Data entries for graphics:
_____

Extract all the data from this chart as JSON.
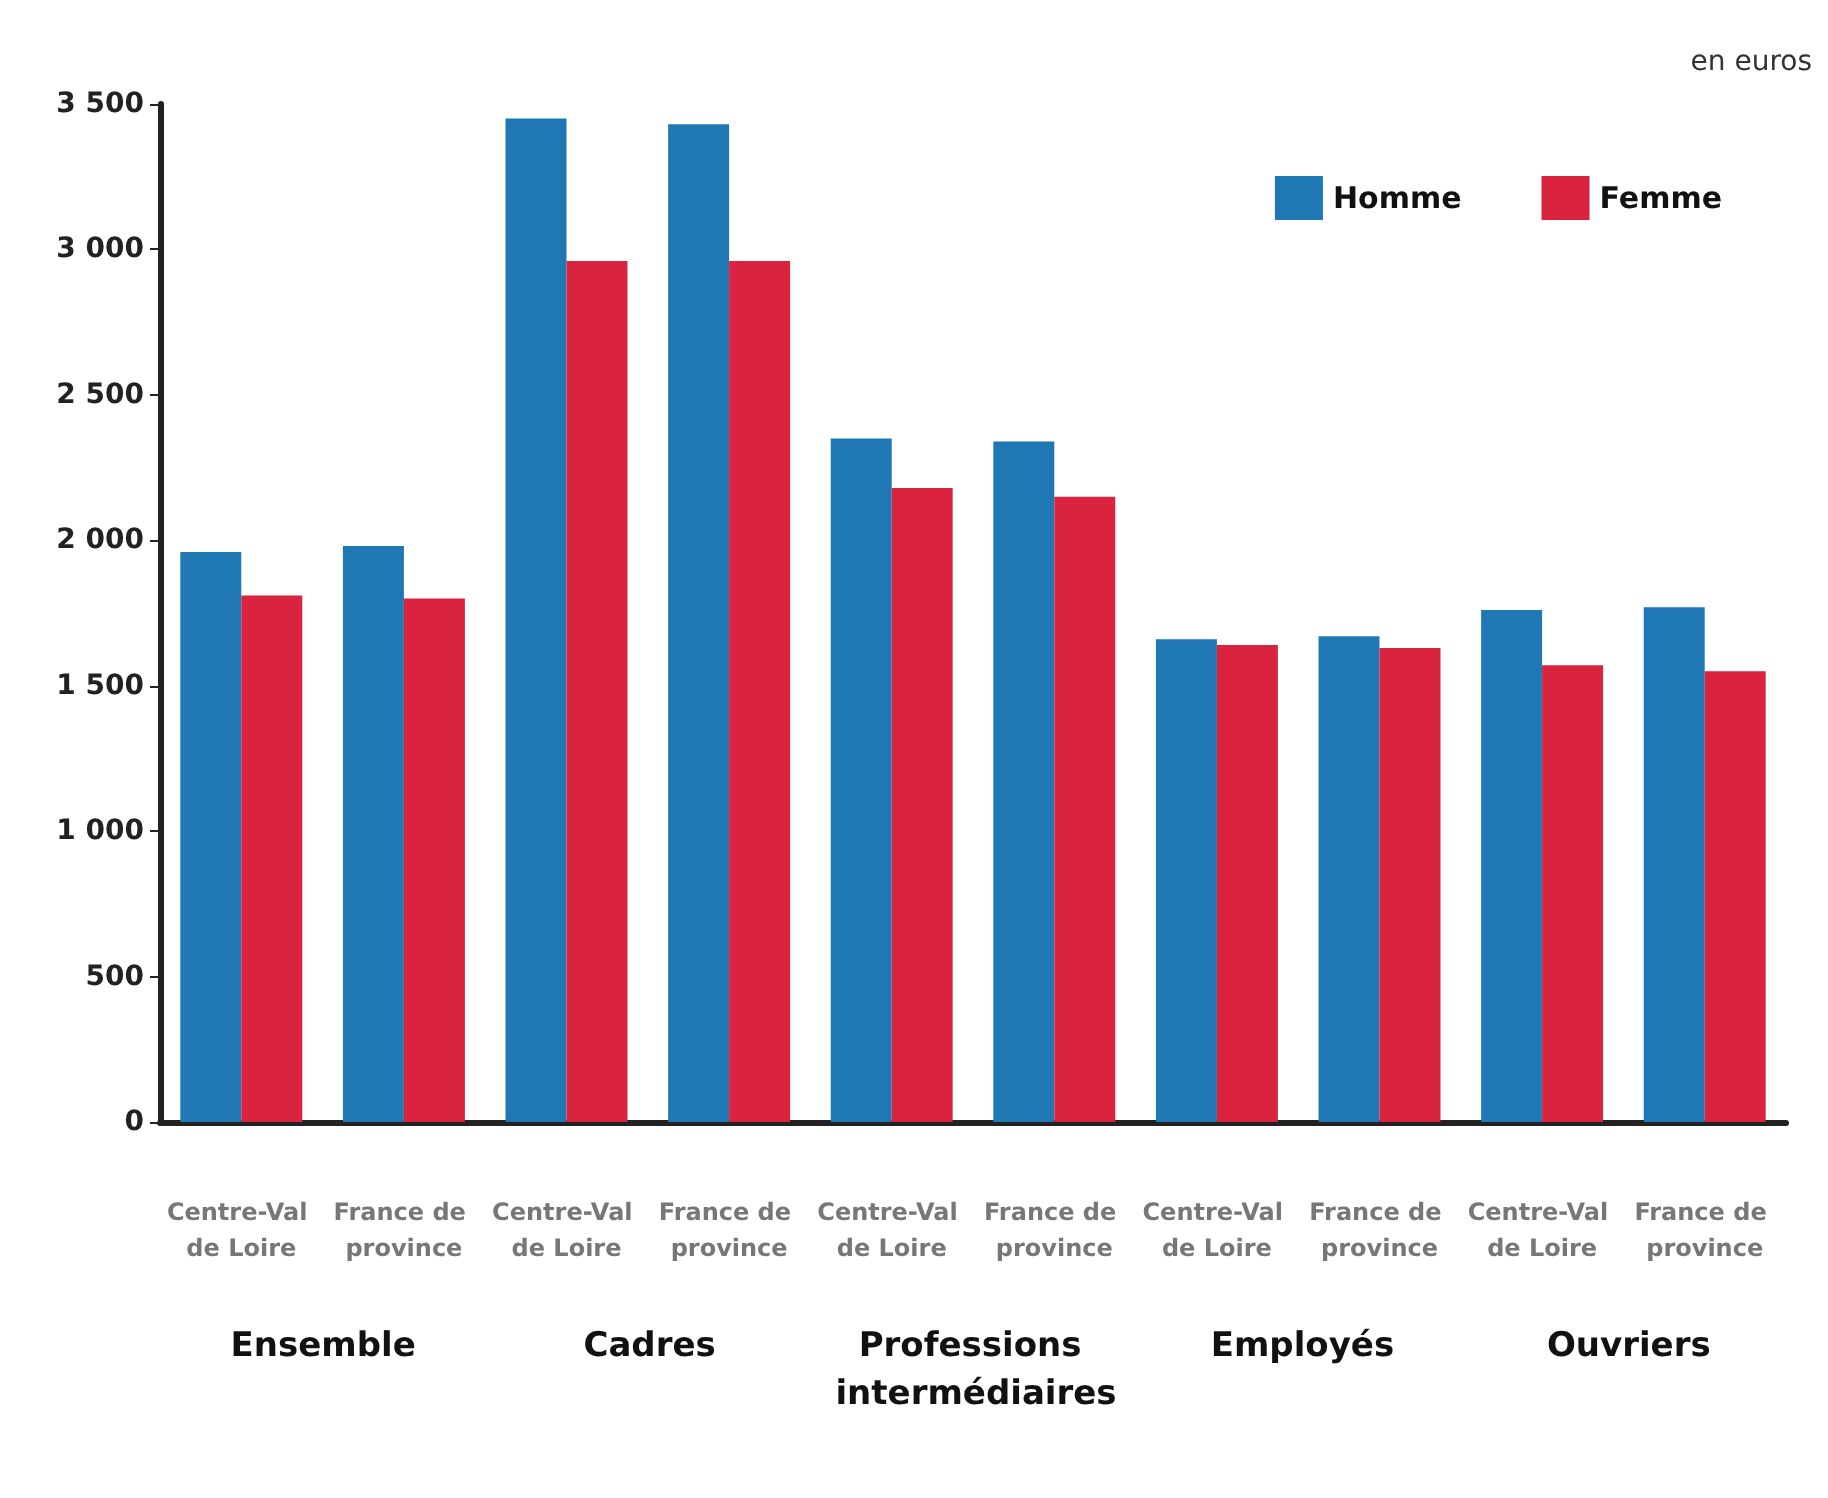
{
  "chart_data": {
    "type": "bar",
    "ylabel": "en euros",
    "categories": [
      "Centre-Val de Loire",
      "France de province",
      "Centre-Val de Loire",
      "France de province",
      "Centre-Val de Loire",
      "France de province",
      "Centre-Val de Loire",
      "France de province",
      "Centre-Val de Loire",
      "France de province"
    ],
    "series": [
      {
        "name": "Homme",
        "color": "#1f77b4",
        "values": [
          1960,
          1980,
          3450,
          3430,
          2350,
          2340,
          1660,
          1670,
          1760,
          1770
        ]
      },
      {
        "name": "Femme",
        "color": "#d9233f",
        "values": [
          1810,
          1800,
          2960,
          2960,
          2180,
          2150,
          1640,
          1630,
          1570,
          1550
        ]
      }
    ],
    "ylim": [
      0,
      3500
    ],
    "yticks": [
      {
        "value": 0,
        "label": "0"
      },
      {
        "value": 500,
        "label": "500"
      },
      {
        "value": 1000,
        "label": "1 000"
      },
      {
        "value": 1500,
        "label": "1 500"
      },
      {
        "value": 2000,
        "label": "2 000"
      },
      {
        "value": 2500,
        "label": "2 500"
      },
      {
        "value": 3000,
        "label": "3 000"
      },
      {
        "value": 3500,
        "label": "3 500"
      }
    ],
    "annotations": [
      "Ensemble",
      "Cadres",
      "Professions intermédiaires",
      "Employés",
      "Ouvriers"
    ],
    "grid": false,
    "legend": "top right"
  }
}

_____

**TASK PROMPT**
Output the entries above exactly, without their pictures.

**WRITTEN REPLY**
Extract all the data from this chart as JSON.
{
  "chart_data": {
    "type": "bar",
    "ylabel": "en euros",
    "categories": [
      "Centre-Val de Loire",
      "France de province",
      "Centre-Val de Loire",
      "France de province",
      "Centre-Val de Loire",
      "France de province",
      "Centre-Val de Loire",
      "France de province",
      "Centre-Val de Loire",
      "France de province"
    ],
    "series": [
      {
        "name": "Homme",
        "color": "#1f77b4",
        "values": [
          1960,
          1980,
          3450,
          3430,
          2350,
          2340,
          1660,
          1670,
          1760,
          1770
        ]
      },
      {
        "name": "Femme",
        "color": "#d9233f",
        "values": [
          1810,
          1800,
          2960,
          2960,
          2180,
          2150,
          1640,
          1630,
          1570,
          1550
        ]
      }
    ],
    "ylim": [
      0,
      3500
    ],
    "yticks": [
      {
        "value": 0,
        "label": "0"
      },
      {
        "value": 500,
        "label": "500"
      },
      {
        "value": 1000,
        "label": "1 000"
      },
      {
        "value": 1500,
        "label": "1 500"
      },
      {
        "value": 2000,
        "label": "2 000"
      },
      {
        "value": 2500,
        "label": "2 500"
      },
      {
        "value": 3000,
        "label": "3 000"
      },
      {
        "value": 3500,
        "label": "3 500"
      }
    ],
    "annotations": [
      "Ensemble",
      "Cadres",
      "Professions intermédiaires",
      "Employés",
      "Ouvriers"
    ],
    "grid": false,
    "legend": "top right"
  }
}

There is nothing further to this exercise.